● **Work to be completed**: Drop the images; return everything else in the listing below exactly.
::::::::
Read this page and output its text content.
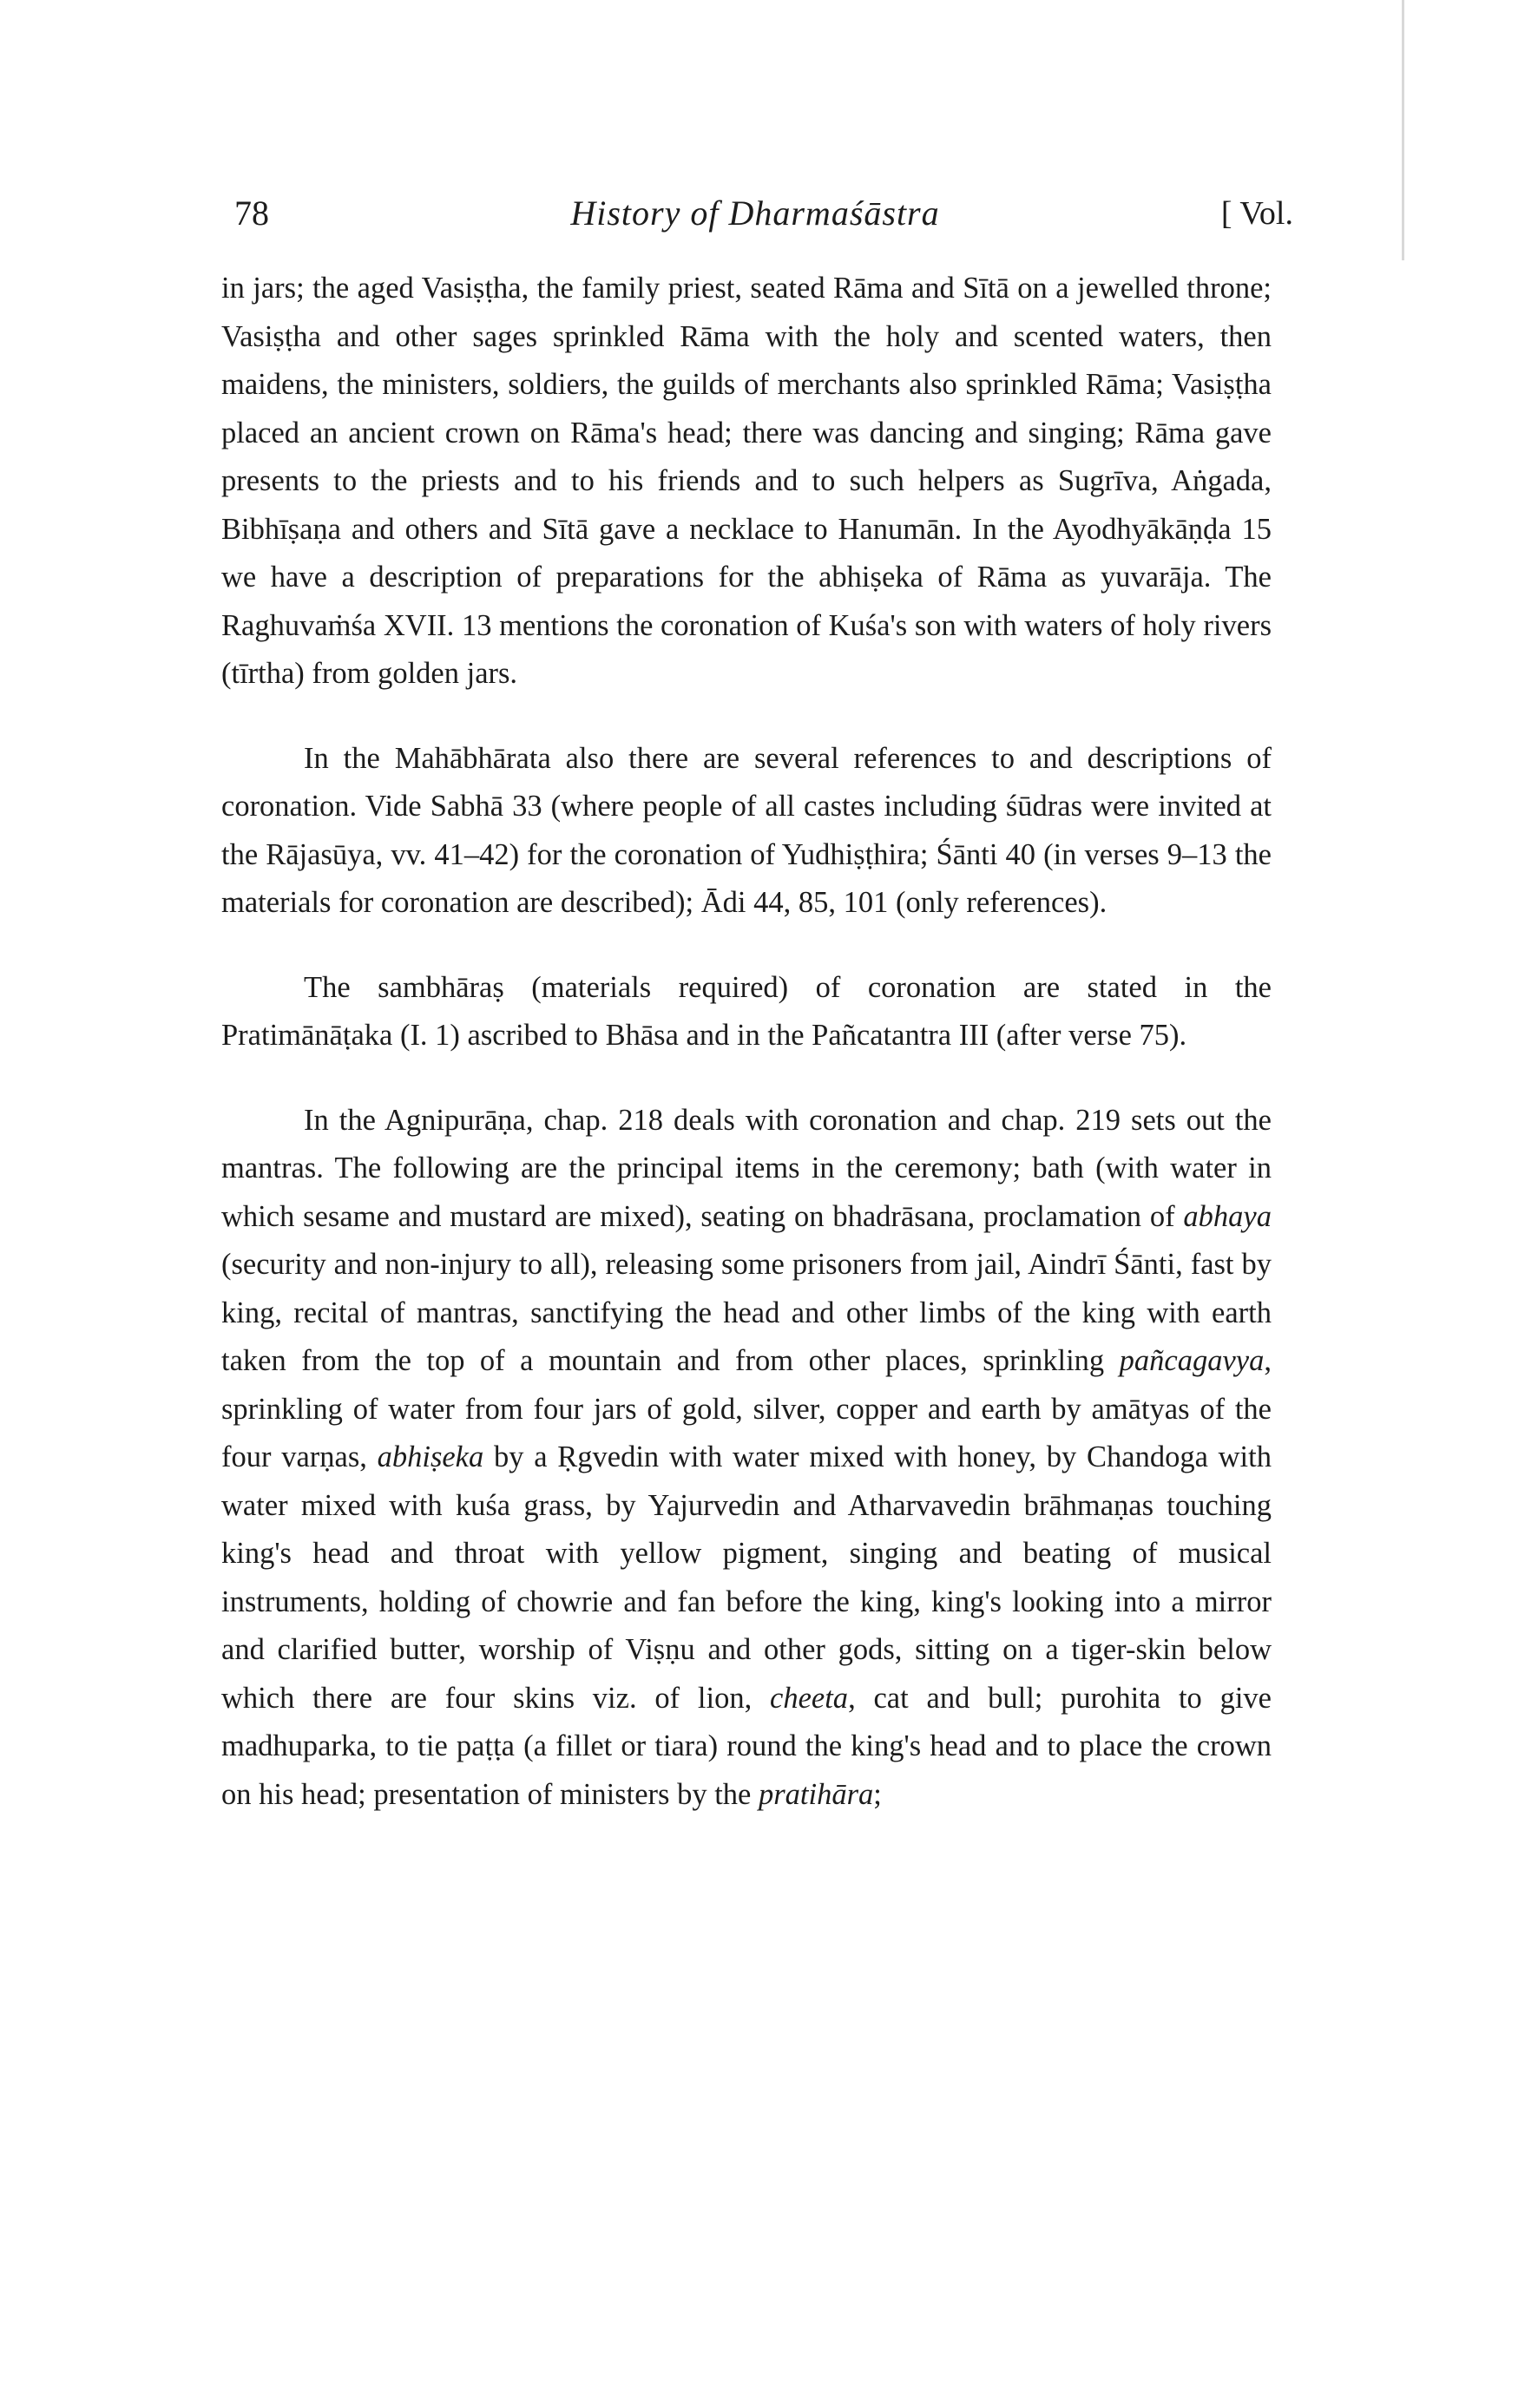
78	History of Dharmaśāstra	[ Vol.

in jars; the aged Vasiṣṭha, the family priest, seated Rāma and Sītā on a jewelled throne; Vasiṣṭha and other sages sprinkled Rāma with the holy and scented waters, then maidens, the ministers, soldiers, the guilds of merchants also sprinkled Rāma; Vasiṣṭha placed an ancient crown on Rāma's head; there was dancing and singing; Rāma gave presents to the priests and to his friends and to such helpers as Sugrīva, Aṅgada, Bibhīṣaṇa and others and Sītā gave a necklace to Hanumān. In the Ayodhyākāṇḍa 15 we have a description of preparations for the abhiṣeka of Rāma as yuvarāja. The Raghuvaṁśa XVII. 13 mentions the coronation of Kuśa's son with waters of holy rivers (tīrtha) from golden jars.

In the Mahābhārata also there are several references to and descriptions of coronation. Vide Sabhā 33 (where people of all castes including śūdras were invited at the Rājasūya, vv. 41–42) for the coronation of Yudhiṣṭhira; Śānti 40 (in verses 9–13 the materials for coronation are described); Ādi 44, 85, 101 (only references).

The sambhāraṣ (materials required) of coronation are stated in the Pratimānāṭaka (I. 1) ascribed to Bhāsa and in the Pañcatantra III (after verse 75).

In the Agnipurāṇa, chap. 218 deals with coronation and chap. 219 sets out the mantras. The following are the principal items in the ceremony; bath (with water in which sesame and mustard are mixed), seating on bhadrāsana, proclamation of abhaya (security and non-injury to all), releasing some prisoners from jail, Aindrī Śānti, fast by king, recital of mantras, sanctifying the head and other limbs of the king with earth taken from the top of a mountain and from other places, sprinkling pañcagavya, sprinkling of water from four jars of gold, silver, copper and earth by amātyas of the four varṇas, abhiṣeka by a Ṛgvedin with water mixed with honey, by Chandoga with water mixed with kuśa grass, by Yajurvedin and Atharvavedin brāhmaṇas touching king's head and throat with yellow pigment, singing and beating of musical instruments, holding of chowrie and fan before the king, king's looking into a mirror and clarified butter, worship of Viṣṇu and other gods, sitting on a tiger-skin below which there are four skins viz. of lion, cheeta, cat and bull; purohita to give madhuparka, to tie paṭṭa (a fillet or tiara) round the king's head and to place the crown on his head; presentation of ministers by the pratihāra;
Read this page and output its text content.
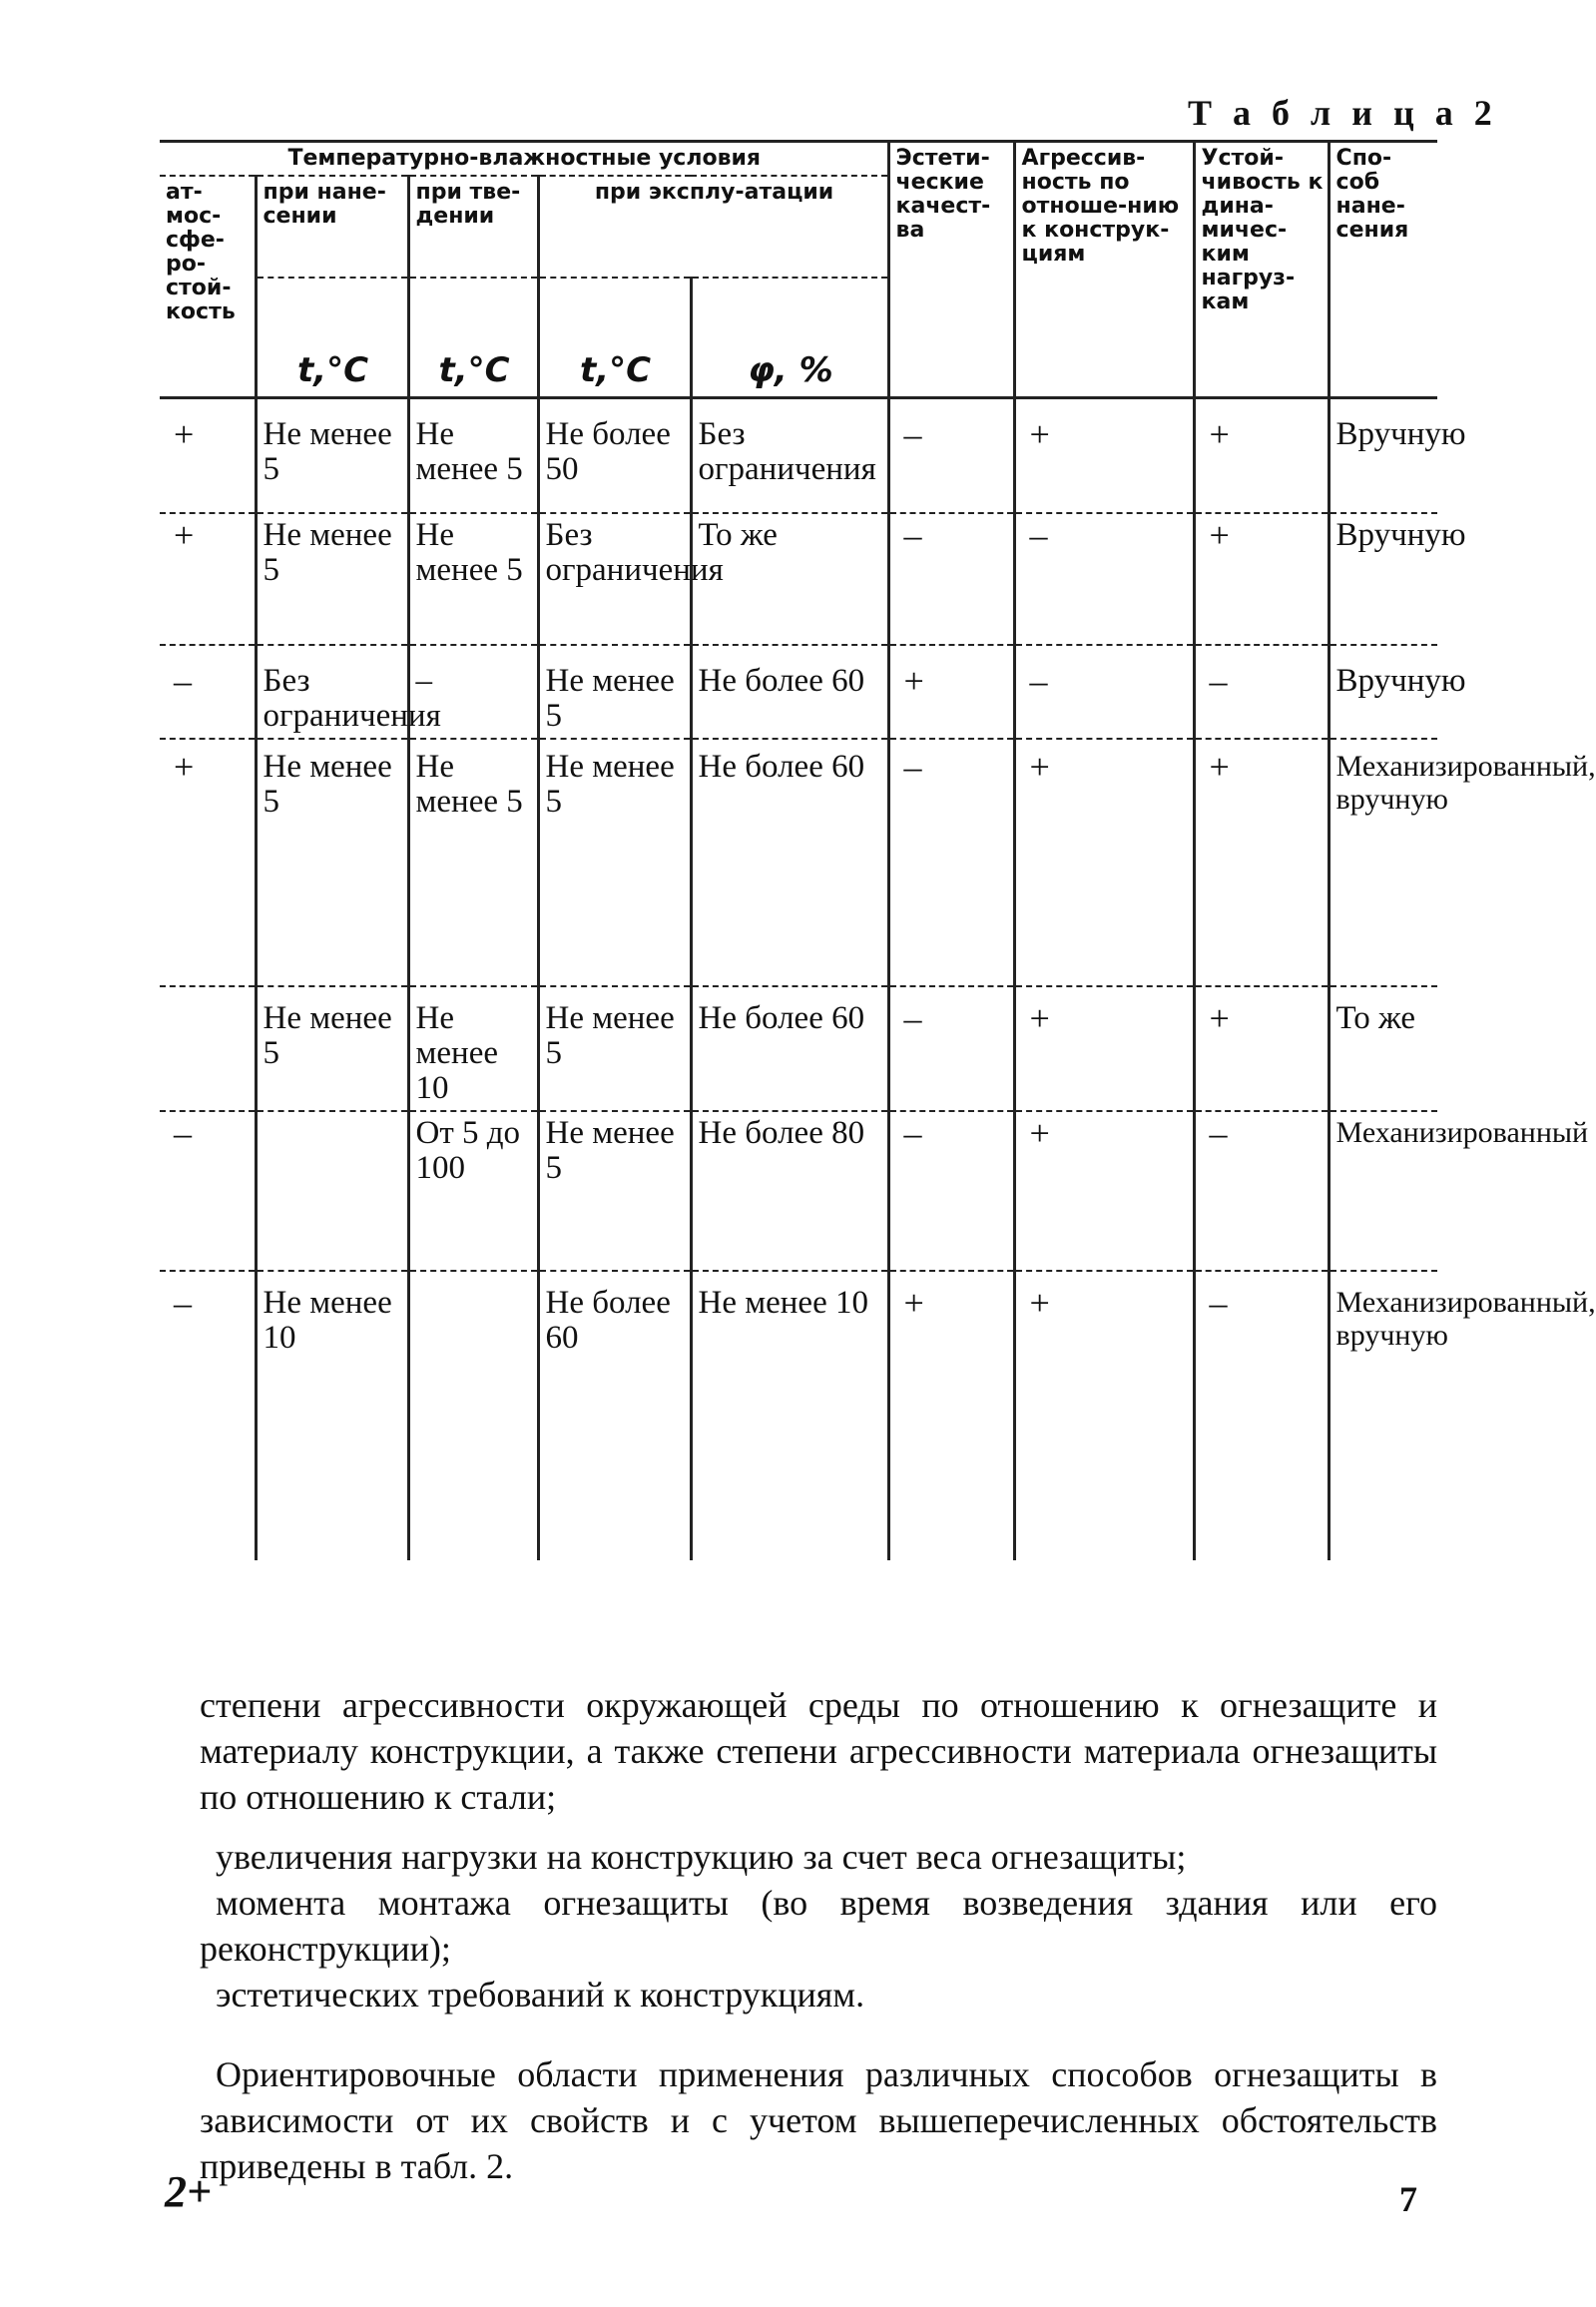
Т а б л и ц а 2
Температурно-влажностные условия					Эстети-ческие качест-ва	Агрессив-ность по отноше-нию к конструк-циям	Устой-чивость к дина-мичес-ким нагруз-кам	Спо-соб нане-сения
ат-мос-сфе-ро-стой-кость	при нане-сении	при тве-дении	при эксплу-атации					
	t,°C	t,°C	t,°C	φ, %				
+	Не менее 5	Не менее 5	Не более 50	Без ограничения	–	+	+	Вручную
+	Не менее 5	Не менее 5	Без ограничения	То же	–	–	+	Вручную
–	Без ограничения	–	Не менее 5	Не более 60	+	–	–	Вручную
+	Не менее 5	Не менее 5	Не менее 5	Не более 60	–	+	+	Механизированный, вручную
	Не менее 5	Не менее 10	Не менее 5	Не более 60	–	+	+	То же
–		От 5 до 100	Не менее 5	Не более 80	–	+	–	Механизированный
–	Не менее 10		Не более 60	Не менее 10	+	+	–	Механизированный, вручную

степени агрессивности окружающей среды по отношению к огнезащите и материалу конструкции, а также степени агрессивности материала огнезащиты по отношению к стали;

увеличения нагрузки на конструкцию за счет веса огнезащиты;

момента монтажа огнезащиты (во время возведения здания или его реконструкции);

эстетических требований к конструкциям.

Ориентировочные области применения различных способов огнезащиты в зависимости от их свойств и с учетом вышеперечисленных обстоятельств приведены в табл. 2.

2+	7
::::::::
● **Response below**:
Read this page and output its text content.
78	History of Dharmaśāstra	[ Vol.

in jars; the aged Vasiṣṭha, the family priest, seated Rāma and Sītā on a jewelled throne; Vasiṣṭha and other sages sprinkled Rāma with the holy and scented waters, then maidens, the ministers, soldiers, the guilds of merchants also sprinkled Rāma; Vasiṣṭha placed an ancient crown on Rāma's head; there was dancing and singing; Rāma gave presents to the priests and to his friends and to such helpers as Sugrīva, Aṅgada, Bibhīṣaṇa and others and Sītā gave a necklace to Hanumān. In the Ayodhyākāṇḍa 15 we have a description of preparations for the abhiṣeka of Rāma as yuvarāja. The Raghuvaṁśa XVII. 13 mentions the coronation of Kuśa's son with waters of holy rivers (tīrtha) from golden jars.

In the Mahābhārata also there are several references to and descriptions of coronation. Vide Sabhā 33 (where people of all castes including śūdras were invited at the Rājasūya, vv. 41–42) for the coronation of Yudhiṣṭhira; Śānti 40 (in verses 9–13 the materials for coronation are described); Ādi 44, 85, 101 (only references).

The sambhāraṣ (materials required) of coronation are stated in the Pratimānāṭaka (I. 1) ascribed to Bhāsa and in the Pañcatantra III (after verse 75).

In the Agnipurāṇa, chap. 218 deals with coronation and chap. 219 sets out the mantras. The following are the principal items in the ceremony; bath (with water in which sesame and mustard are mixed), seating on bhadrāsana, proclamation of abhaya (security and non-injury to all), releasing some prisoners from jail, Aindrī Śānti, fast by king, recital of mantras, sanctifying the head and other limbs of the king with earth taken from the top of a mountain and from other places, sprinkling pañcagavya, sprinkling of water from four jars of gold, silver, copper and earth by amātyas of the four varṇas, abhiṣeka by a Ṛgvedin with water mixed with honey, by Chandoga with water mixed with kuśa grass, by Yajurvedin and Atharvavedin brāhmaṇas touching king's head and throat with yellow pigment, singing and beating of musical instruments, holding of chowrie and fan before the king, king's looking into a mirror and clarified butter, worship of Viṣṇu and other gods, sitting on a tiger-skin below which there are four skins viz. of lion, cheeta, cat and bull; purohita to give madhuparka, to tie paṭṭa (a fillet or tiara) round the king's head and to place the crown on his head; presentation of ministers by the pratihāra;
Read this page and output its text content.
Т а б л и ц а 2
Температурно-влажностные условия					Эстети-ческие качест-ва	Агрессив-ность по отноше-нию к конструк-циям	Устой-чивость к дина-мичес-ким нагруз-кам	Спо-соб нане-сения
ат-мос-сфе-ро-стой-кость	при нане-сении	при тве-дении	при эксплу-атации					
	t,°C	t,°C	t,°C	φ, %				
+	Не менее 5	Не менее 5	Не более 50	Без ограничения	–	+	+	Вручную
+	Не менее 5	Не менее 5	Без ограничения	То же	–	–	+	Вручную
–	Без ограничения	–	Не менее 5	Не более 60	+	–	–	Вручную
+	Не менее 5	Не менее 5	Не менее 5	Не более 60	–	+	+	Механизированный, вручную
	Не менее 5	Не менее 10	Не менее 5	Не более 60	–	+	+	То же
–		От 5 до 100	Не менее 5	Не более 80	–	+	–	Механизированный
–	Не менее 10		Не более 60	Не менее 10	+	+	–	Механизированный, вручную

степени агрессивности окружающей среды по отношению к огнезащите и материалу конструкции, а также степени агрессивности материала огнезащиты по отношению к стали;

увеличения нагрузки на конструкцию за счет веса огнезащиты;

момента монтажа огнезащиты (во время возведения здания или его реконструкции);

эстетических требований к конструкциям.

Ориентировочные области применения различных способов огнезащиты в зависимости от их свойств и с учетом вышеперечисленных обстоятельств приведены в табл. 2.

2+	7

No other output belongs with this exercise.